» WRITTEN INSTRUCTION 1: Translate this sentence from the passage about the destroyer in the Persian Gulf into Spanish: "The McCain, commissioned in 1994, had never launched a Tomahawk missile until last Friday."

» PASSAGE SHOWN:

ABOARD USS JOHN S. MCCAIN, Persian Gulf—A few hundred miles away, the war rages on as U.S. ground forces near Baghdad.

But in the Persian Gulf, where this destroyer inches through the night, fires at unseen targets and then moves on, the war comes in spurts. And it is always distant.

The McCain, commissioned in 1994, had never launched a Tomahawk missile until last Friday. Since then, it has launched 27.

With each strike, sailors learn more about the capabilities of their ship, themselves and their shipmates. And they learn how sterile and distant war can be. How surreal it can seem when they don't know the target, can't see the destruction and only have to push the button.

"I'm surprised I'm not reacting more emotionally either way," said Lt. Henry Nuzum, 26, of Chapel Hill, N.C., who coordinates launches. He has directed three strikes now. "We don't really see the reality of what these missiles do. Maybe two weeks from now wherever I am, I'll just say, `Wow.'"

Technology has made it easier for the sailors aboard the McCain to strike with accuracy, but harder for them to grasp the effects of their work.

"The way war is these days, it's pretty far removed," said Ensign Britt Johnson, 22, of Minnesota, who coordinated radar and helm direction for the three strikes. "I was trying to attach some sort of emotion to it, but I couldn't. I think that makes it easier. But that isn't a good thing. You don't want war to be easy."

The war has become the main duty of the sailors on the bridge, in the Combat Information Center, where the missiles are programmed for launch, and in engineering. Others hover over radar and sonar screens. Five-person security teams patrol the decks around the clock. Two others watch the water for mines.

But the everyday routine is relatively unchanged for many on the McCain. The cooks keep the food coming. The guys in laundry keep the clothes clean. The barbershop is open. There are movies on the big-screen television in the mess decks.

» WRITTEN INSTRUCTION 2: Render these lines from the item position entries as a JSON list of strings, one string per line. Begin at the line that has "1753, 540, 1920]" and stop after the line that has "- shop-info: Name: Number: 9876543210".

» Item position entries:
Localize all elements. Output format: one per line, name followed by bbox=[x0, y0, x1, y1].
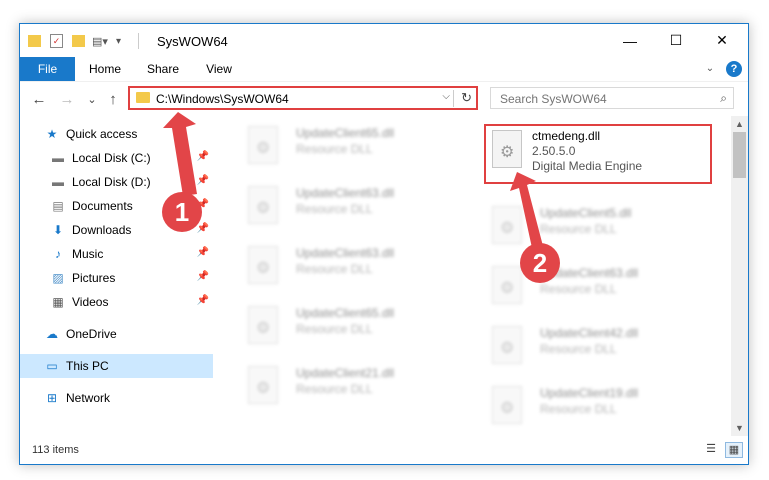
annotation-arrows bbox=[163, 112, 543, 248]
annotation-badge-1: 1 bbox=[162, 192, 202, 232]
annotation-badge-2: 2 bbox=[520, 243, 560, 283]
arrow-2-shape bbox=[510, 172, 543, 248]
arrow-1-shape bbox=[163, 112, 197, 196]
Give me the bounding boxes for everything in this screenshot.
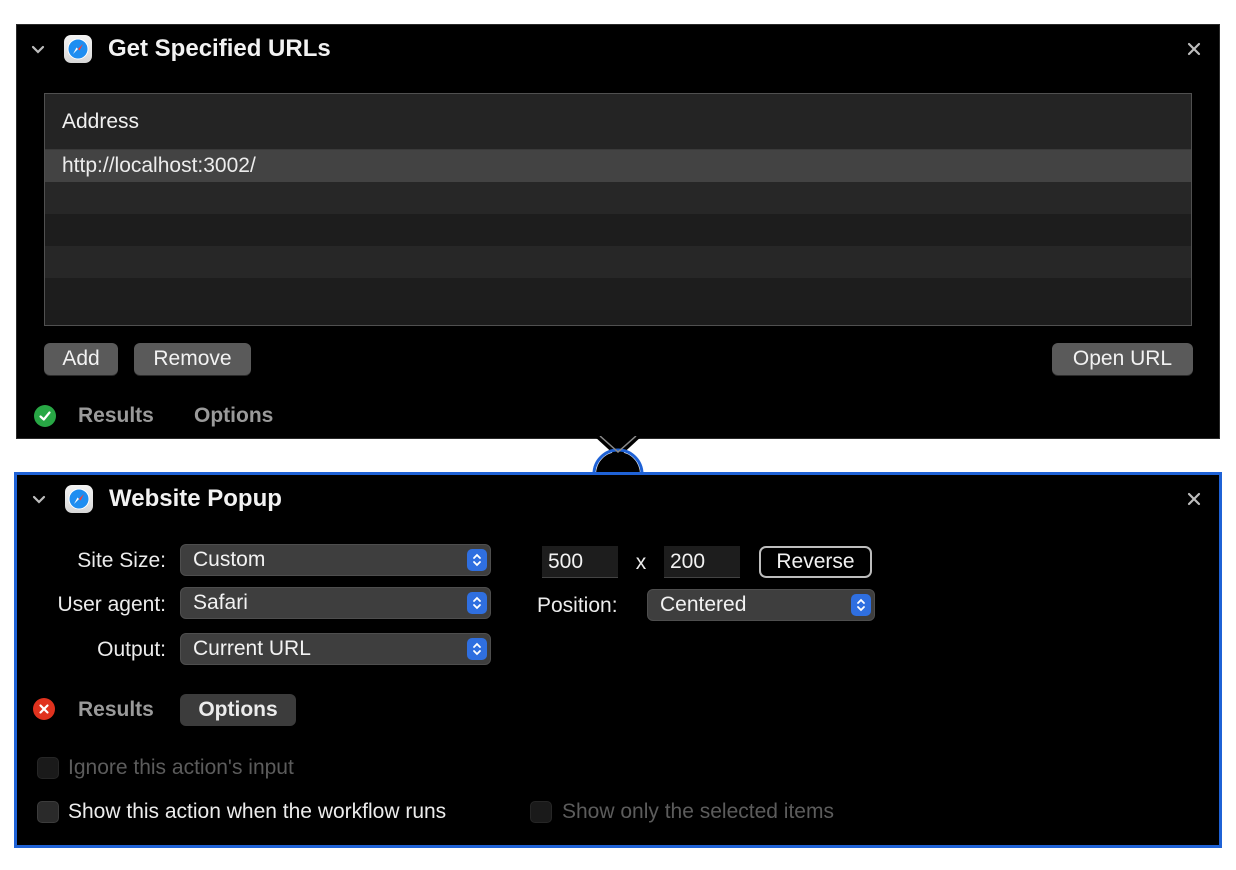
width-field[interactable]: 500 bbox=[542, 546, 618, 578]
check-icon bbox=[39, 411, 51, 421]
tab-options[interactable]: Options bbox=[180, 694, 296, 726]
close-icon[interactable] bbox=[1187, 42, 1201, 56]
error-status-icon bbox=[33, 698, 55, 720]
position-popup[interactable]: Centered bbox=[647, 589, 875, 621]
output-value: Current URL bbox=[193, 637, 311, 660]
table-header[interactable]: Address bbox=[45, 94, 1191, 150]
height-field[interactable]: 200 bbox=[664, 546, 740, 578]
table-row[interactable]: http://localhost:3002/ bbox=[45, 150, 1191, 182]
action-website-popup: Website Popup Site Size: User agent: Out… bbox=[14, 472, 1222, 848]
user-agent-label: User agent: bbox=[57, 593, 166, 616]
column-header-address[interactable]: Address bbox=[62, 110, 139, 134]
chevron-down-icon[interactable] bbox=[31, 43, 45, 57]
reverse-button[interactable]: Reverse bbox=[759, 546, 872, 578]
show-action-checkbox[interactable] bbox=[37, 801, 59, 823]
x-icon bbox=[39, 704, 49, 714]
remove-button[interactable]: Remove bbox=[134, 343, 251, 375]
site-size-value: Custom bbox=[193, 548, 266, 571]
action-title: Get Specified URLs bbox=[108, 35, 331, 62]
times-label: x bbox=[635, 551, 647, 574]
add-button[interactable]: Add bbox=[44, 343, 118, 375]
position-value: Centered bbox=[660, 593, 747, 616]
close-icon[interactable] bbox=[1187, 492, 1201, 506]
table-row[interactable] bbox=[45, 182, 1191, 214]
show-selected-label: Show only the selected items bbox=[562, 800, 834, 823]
safari-icon bbox=[64, 35, 92, 63]
action-connector bbox=[592, 436, 644, 475]
output-popup[interactable]: Current URL bbox=[180, 633, 491, 665]
stepper-icon bbox=[467, 638, 487, 660]
show-selected-checkbox[interactable] bbox=[530, 801, 552, 823]
url-table[interactable]: Address http://localhost:3002/ bbox=[44, 93, 1192, 326]
tab-results[interactable]: Results bbox=[78, 404, 154, 428]
position-label: Position: bbox=[537, 594, 618, 617]
chevron-down-icon[interactable] bbox=[32, 493, 46, 507]
stepper-icon bbox=[467, 549, 487, 571]
open-url-button[interactable]: Open URL bbox=[1052, 343, 1193, 375]
tab-results[interactable]: Results bbox=[78, 698, 154, 722]
site-size-popup[interactable]: Custom bbox=[180, 544, 491, 576]
output-label: Output: bbox=[97, 638, 166, 661]
ignore-input-label: Ignore this action's input bbox=[68, 756, 294, 779]
success-status-icon bbox=[34, 405, 56, 427]
site-size-label: Site Size: bbox=[77, 549, 166, 572]
table-row[interactable] bbox=[45, 278, 1191, 310]
url-cell[interactable]: http://localhost:3002/ bbox=[62, 154, 256, 178]
tab-options[interactable]: Options bbox=[194, 404, 273, 428]
safari-icon bbox=[65, 485, 93, 513]
user-agent-value: Safari bbox=[193, 591, 248, 614]
stepper-icon bbox=[467, 592, 487, 614]
action-get-specified-urls: Get Specified URLs Address http://localh… bbox=[16, 24, 1220, 439]
action-title: Website Popup bbox=[109, 485, 282, 512]
stepper-icon bbox=[851, 594, 871, 616]
table-row[interactable] bbox=[45, 214, 1191, 246]
table-row[interactable] bbox=[45, 246, 1191, 278]
show-action-label: Show this action when the workflow runs bbox=[68, 800, 447, 823]
user-agent-popup[interactable]: Safari bbox=[180, 587, 491, 619]
ignore-input-checkbox[interactable] bbox=[37, 757, 59, 779]
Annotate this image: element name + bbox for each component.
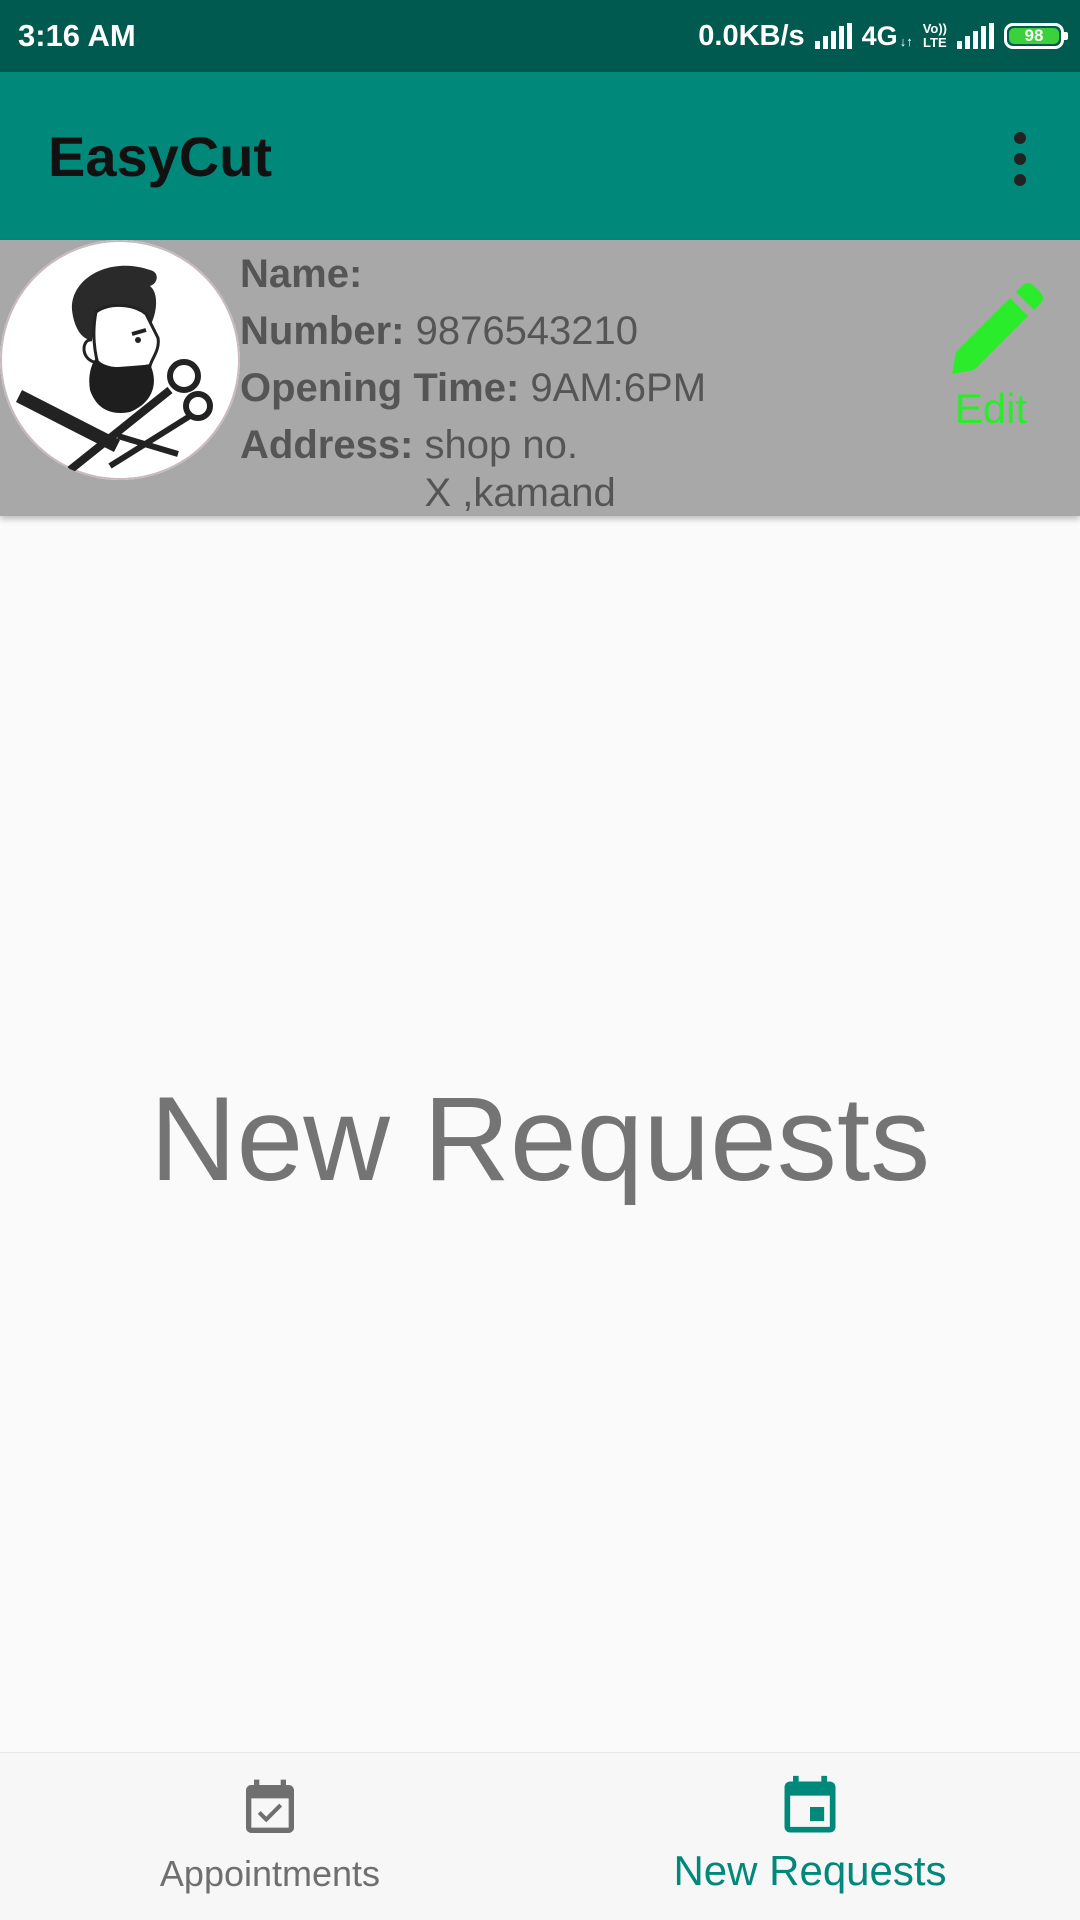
- nav-item-appointments[interactable]: Appointments: [0, 1753, 540, 1920]
- name-label: Name:: [240, 252, 363, 296]
- signal-icon: [814, 23, 852, 49]
- signal-icon-2: [957, 23, 994, 49]
- name-row: Name:: [240, 246, 706, 303]
- address-row: Address: shop no. X ,kamand: [240, 417, 706, 517]
- page-title: New Requests: [149, 1072, 931, 1206]
- shop-info: Name: Number: 9876543210 Opening Time: 9…: [240, 246, 706, 517]
- app-title: EasyCut: [48, 125, 273, 188]
- address-line-2: X ,kamand: [424, 471, 616, 515]
- opening-time-label: Opening Time:: [240, 366, 520, 410]
- event-icon: [784, 1775, 836, 1833]
- volte-top: Vo)): [922, 21, 947, 36]
- battery-level: 98: [1009, 26, 1059, 45]
- profile-card: Name: Number: 9876543210 Opening Time: 9…: [0, 240, 1080, 516]
- number-row: Number: 9876543210: [240, 303, 706, 360]
- address-value: shop no. X ,kamand: [425, 417, 616, 517]
- screen: 3:16 AM 0.0KB/s 4G ↓↑ Vo)) LTE 98 EasyCu…: [0, 0, 1080, 1920]
- avatar: [0, 240, 240, 480]
- nav-item-new-requests[interactable]: New Requests: [540, 1753, 1080, 1920]
- more-vert-icon[interactable]: [1000, 132, 1040, 186]
- edit-button[interactable]: Edit: [936, 280, 1046, 460]
- number-label: Number:: [240, 309, 405, 353]
- battery-icon: 98: [1004, 23, 1068, 49]
- app-bar: EasyCut: [0, 72, 1080, 240]
- barber-logo: [0, 240, 240, 480]
- address-label: Address:: [240, 423, 414, 467]
- event-available-icon: [246, 1779, 294, 1833]
- nav-label-new-requests: New Requests: [673, 1847, 947, 1894]
- opening-time-row: Opening Time: 9AM:6PM: [240, 360, 706, 417]
- network-type: 4G: [861, 20, 898, 51]
- status-time: 3:16 AM: [18, 18, 136, 53]
- address-line-1: shop no.: [424, 423, 578, 467]
- network-speed: 0.0KB/s: [698, 19, 805, 52]
- opening-time-value: 9AM:6PM: [530, 366, 707, 410]
- volte-icon: Vo)) LTE: [923, 22, 947, 50]
- nav-label-appointments: Appointments: [159, 1853, 381, 1894]
- number-value: 9876543210: [415, 309, 639, 353]
- data-activity-icon: ↓↑: [899, 33, 913, 49]
- bottom-navigation: Appointments New Requests: [0, 1752, 1080, 1920]
- edit-label: Edit: [954, 385, 1028, 432]
- status-indicators: 0.0KB/s 4G ↓↑ Vo)) LTE 98: [698, 14, 1068, 58]
- volte-bottom: LTE: [923, 35, 947, 50]
- status-bar: 3:16 AM 0.0KB/s 4G ↓↑ Vo)) LTE 98: [0, 0, 1080, 72]
- pencil-icon: [952, 283, 1043, 374]
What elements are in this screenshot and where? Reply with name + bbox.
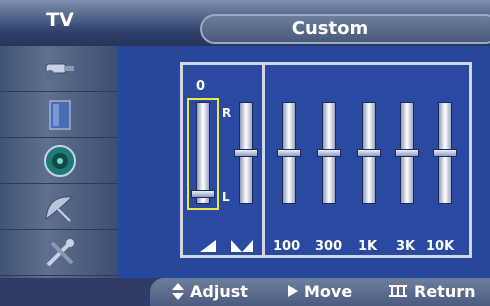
page-title: Custom [291, 18, 369, 39]
help-return: Return [414, 282, 476, 301]
help-adjust: Adjust [190, 282, 248, 301]
eq-slider-10k-knob[interactable] [433, 149, 457, 157]
balance-right-label: R [222, 106, 232, 120]
volume-high-icon [231, 240, 253, 252]
freq-label-3k: 3K [396, 239, 416, 254]
balance-slider-knob[interactable] [191, 189, 215, 198]
up-down-arrows-icon [172, 283, 184, 300]
right-arrow-icon [288, 285, 298, 297]
tools-icon [46, 239, 74, 267]
eq-slider-3k-knob[interactable] [395, 149, 419, 157]
display-screen-icon [49, 100, 71, 130]
freq-label-10k: 10K [426, 239, 455, 254]
balance-value: 0 [196, 79, 206, 94]
sidebar-item-picture[interactable] [0, 92, 118, 138]
menu-icon [389, 285, 407, 297]
sidebar-item-input[interactable] [0, 46, 118, 92]
sidebar-item-sound[interactable] [0, 138, 118, 184]
menu-section-label: TV [46, 9, 74, 31]
sidebar-item-channel[interactable] [0, 184, 118, 230]
freq-label-1k: 1K [358, 239, 378, 254]
eq-slider-300-knob[interactable] [317, 149, 341, 157]
tv-osd-screen: TV Custom 0 R L 100 300 1K 3K 10K Adjust… [0, 0, 490, 306]
help-move: Move [304, 282, 353, 301]
satellite-dish-icon [45, 196, 74, 222]
speaker-icon [44, 145, 76, 177]
connector-plug-icon [45, 63, 74, 80]
freq-label-100: 100 [273, 239, 301, 254]
volume-low-icon [200, 240, 216, 252]
sidebar [0, 46, 118, 278]
eq-slider-1k-knob[interactable] [357, 149, 381, 157]
freq-label-300: 300 [315, 239, 343, 254]
eq-slider-100-knob[interactable] [277, 149, 301, 157]
sidebar-item-setup[interactable] [0, 230, 118, 276]
balance-left-label: L [222, 190, 230, 204]
balance-extra-slider-knob[interactable] [234, 149, 258, 157]
panel-divider [262, 62, 265, 258]
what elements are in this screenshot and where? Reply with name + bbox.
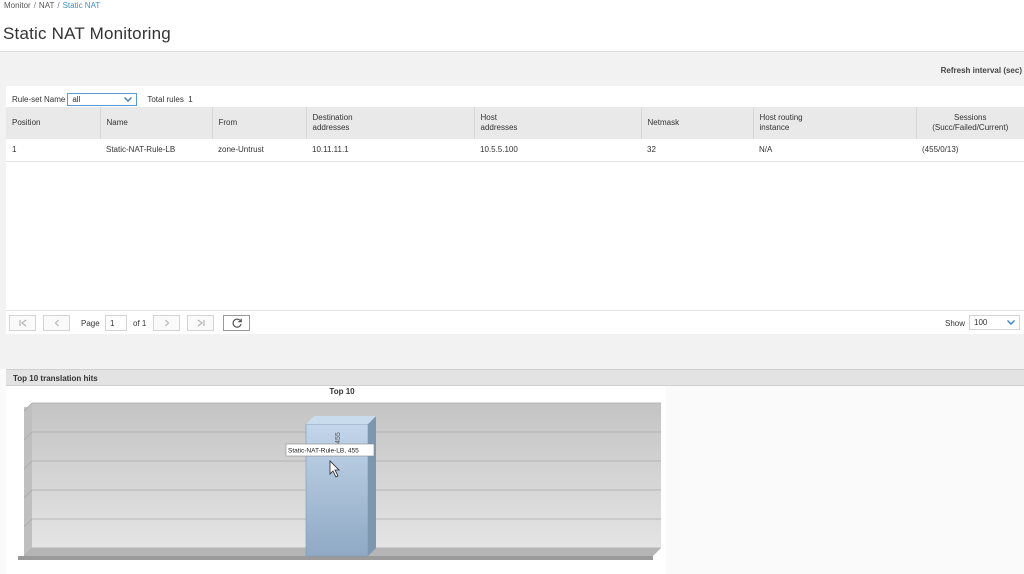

» EXERCISE SOLUTION 1: El McCain, puesto en servicio en 1994, nunca había lanzado un misil Tomahawk hasta el viernes pasado.

» EXERCISE SOLUTION 2:
[
  "- nav-item-appointments[interactable]: Appointments: [0, 1753, 540, 1920]",
  "- name-label: Name:: [240, 252, 363, 296]",
  "- signal-icon: [814, 23, 852, 49]",
  "- signal-icon-2: [957, 23, 994, 49]",
  "- name-row: Name:: [240, 246, 706, 303]",
  "- address-row: Address: shop no. X ,kamand: [240, 417, 706, 517]",
  "- page-title: New Requests: [149, 1072, 931, 1206]",
  "- shop-info: Name: Number: 9876543210 Opening Time: 9…: [240, 246, 706, 517]"
]